*RECORDS SUPPLIED*.
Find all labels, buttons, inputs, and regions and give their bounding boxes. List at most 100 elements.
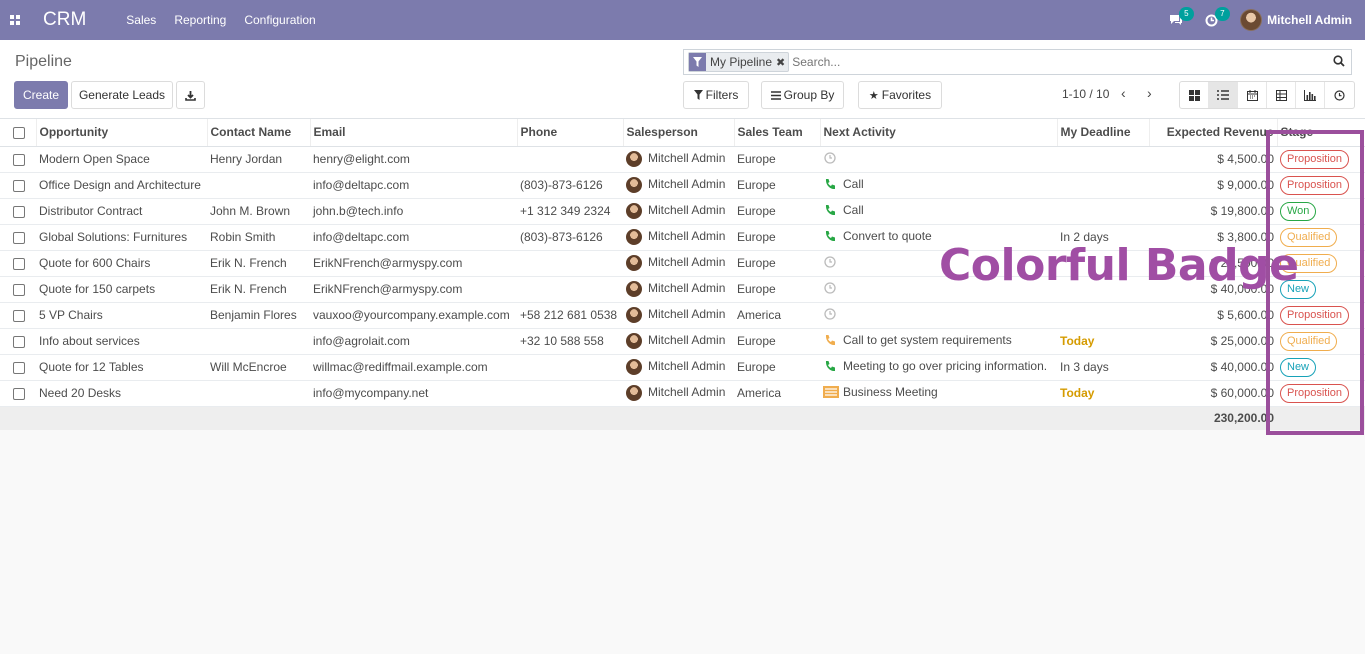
favorites-button[interactable]: ★ Favorites	[858, 81, 942, 109]
search-input[interactable]	[792, 55, 1313, 69]
row-checkbox[interactable]	[0, 276, 36, 303]
generate-leads-button[interactable]: Generate Leads	[71, 81, 173, 109]
create-button[interactable]: Create	[14, 81, 68, 109]
salesperson-avatar[interactable]	[626, 385, 642, 401]
menu-configuration[interactable]: Configuration	[244, 13, 315, 27]
phone-icon[interactable]	[823, 230, 837, 245]
column-header-sales-team[interactable]: Sales Team	[733, 119, 820, 147]
table-row[interactable]: Distributor Contract John M. Brown john.b@…	[0, 198, 1365, 225]
annotation-label: Colorful Badge	[939, 240, 1299, 291]
row-checkbox[interactable]	[0, 302, 36, 329]
cell-revenue: $ 25,000.00	[1149, 328, 1277, 355]
row-checkbox[interactable]	[0, 146, 36, 173]
group-by-button[interactable]: Group By	[761, 81, 844, 109]
search-facet[interactable]: My Pipeline ✖	[688, 52, 790, 72]
salesperson-avatar[interactable]	[626, 229, 642, 245]
salesperson-avatar[interactable]	[626, 177, 642, 193]
salesperson-avatar[interactable]	[626, 307, 642, 323]
cell-next-activity	[820, 302, 1057, 329]
table-row[interactable]: Need 20 Desks info@mycompany.net Mitchell …	[0, 380, 1365, 407]
salesperson-name: Mitchell Admin	[648, 229, 726, 244]
row-checkbox[interactable]	[0, 328, 36, 355]
activities-count-badge: 7	[1215, 6, 1230, 21]
cell-phone: (803)-873-6126	[517, 224, 623, 251]
column-header-revenue[interactable]: Expected Revenue	[1148, 119, 1277, 147]
select-all-checkbox[interactable]	[0, 119, 36, 147]
remove-facet-icon[interactable]: ✖	[776, 56, 788, 69]
stage-badge: Proposition	[1280, 305, 1350, 325]
table-row[interactable]: 5 VP Chairs Benjamin Flores vauxoo@yourcom…	[0, 302, 1365, 329]
column-header-next-activity[interactable]: Next Activity	[819, 119, 1057, 147]
row-checkbox[interactable]	[0, 172, 36, 199]
menu-sales[interactable]: Sales	[126, 13, 156, 27]
cell-contact	[207, 380, 310, 407]
row-checkbox[interactable]	[0, 354, 36, 381]
row-checkbox[interactable]	[0, 198, 36, 225]
column-header-contact[interactable]: Contact Name	[206, 119, 310, 147]
pager-previous-icon[interactable]: ‹	[1121, 85, 1126, 101]
messages-button[interactable]: 5	[1169, 7, 1194, 26]
cell-salesperson: Mitchell Admin	[623, 250, 734, 277]
graph-view-icon[interactable]	[1296, 82, 1325, 108]
row-checkbox[interactable]	[0, 224, 36, 251]
user-menu[interactable]: Mitchell Admin	[1240, 9, 1352, 31]
salesperson-name: Mitchell Admin	[648, 359, 726, 374]
column-header-opportunity[interactable]: Opportunity	[35, 119, 207, 147]
list-view-icon[interactable]	[1209, 82, 1238, 108]
activity-view-icon[interactable]	[1325, 82, 1354, 108]
cell-contact: Robin Smith	[207, 224, 310, 251]
cell-sales-team: Europe	[734, 224, 820, 251]
cell-salesperson: Mitchell Admin	[623, 302, 734, 329]
activity-summary: Business Meeting	[843, 385, 938, 400]
clock-icon[interactable]	[823, 308, 837, 323]
column-header-deadline[interactable]: My Deadline	[1056, 119, 1149, 147]
column-header-salesperson[interactable]: Salesperson	[622, 119, 734, 147]
search-bar[interactable]: My Pipeline ✖	[683, 49, 1352, 75]
filters-button[interactable]: Filters	[683, 81, 749, 109]
column-header-email[interactable]: Email	[309, 119, 517, 147]
salesperson-avatar[interactable]	[626, 281, 642, 297]
meeting-icon[interactable]	[823, 385, 839, 401]
column-header-stage[interactable]: Stage	[1276, 119, 1365, 147]
phone-icon[interactable]	[823, 334, 837, 349]
salesperson-avatar[interactable]	[626, 333, 642, 349]
search-icon[interactable]	[1333, 55, 1345, 70]
phone-icon[interactable]	[823, 178, 837, 193]
kanban-view-icon[interactable]	[1180, 82, 1209, 108]
salesperson-avatar[interactable]	[626, 203, 642, 219]
salesperson-avatar[interactable]	[626, 255, 642, 271]
pager-next-icon[interactable]: ›	[1147, 85, 1152, 101]
filters-label: Filters	[705, 88, 739, 102]
pivot-view-icon[interactable]	[1267, 82, 1296, 108]
table-row[interactable]: Office Design and Architecture info@delta…	[0, 172, 1365, 199]
clock-icon[interactable]	[823, 256, 837, 271]
cell-phone: +58 212 681 0538	[517, 302, 623, 329]
row-checkbox[interactable]	[0, 380, 36, 407]
salesperson-avatar[interactable]	[626, 359, 642, 375]
cell-stage: Qualified	[1277, 328, 1365, 355]
row-checkbox[interactable]	[0, 250, 36, 277]
cell-email: ErikNFrench@armyspy.com	[310, 276, 517, 303]
phone-icon[interactable]	[823, 204, 837, 219]
cell-salesperson: Mitchell Admin	[623, 380, 734, 407]
cell-deadline	[1057, 302, 1149, 329]
download-button[interactable]	[176, 81, 205, 109]
cell-email: willmac@rediffmail.example.com	[310, 354, 517, 381]
cell-revenue: $ 40,000.00	[1149, 354, 1277, 381]
app-brand[interactable]: CRM	[43, 9, 86, 31]
table-row[interactable]: Modern Open Space Henry Jordan henry@eligh…	[0, 146, 1365, 173]
salesperson-avatar[interactable]	[626, 151, 642, 167]
phone-icon[interactable]	[823, 360, 837, 375]
table-row[interactable]: Info about services info@agrolait.com +32 …	[0, 328, 1365, 355]
calendar-view-icon[interactable]	[1238, 82, 1267, 108]
clock-icon[interactable]	[823, 152, 837, 167]
clock-icon[interactable]	[823, 282, 837, 297]
column-header-phone[interactable]: Phone	[516, 119, 623, 147]
table-row[interactable]: Quote for 12 Tables Will McEncroe willmac@…	[0, 354, 1365, 381]
cell-opportunity: Quote for 600 Chairs	[36, 250, 207, 277]
apps-menu-icon[interactable]	[0, 0, 30, 40]
cell-stage: Proposition	[1277, 146, 1365, 173]
activities-button[interactable]: 7	[1205, 6, 1230, 27]
menu-reporting[interactable]: Reporting	[174, 13, 226, 27]
pager-value[interactable]: 1-10 / 10	[1062, 87, 1109, 101]
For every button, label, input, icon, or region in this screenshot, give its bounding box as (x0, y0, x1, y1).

*SET PROBLEM*. Retype the data from the line containing "81, 942, 109]" through the line containing "385, 642, 401]", both included, with no changes.

*EXERCISE OUTPUT*.
favorites-button[interactable]: ★ Favorites	[858, 81, 942, 109]
search-input[interactable]	[792, 55, 1313, 69]
row-checkbox[interactable]	[0, 276, 36, 303]
generate-leads-button[interactable]: Generate Leads	[71, 81, 173, 109]
create-button[interactable]: Create	[14, 81, 68, 109]
salesperson-avatar[interactable]	[626, 385, 642, 401]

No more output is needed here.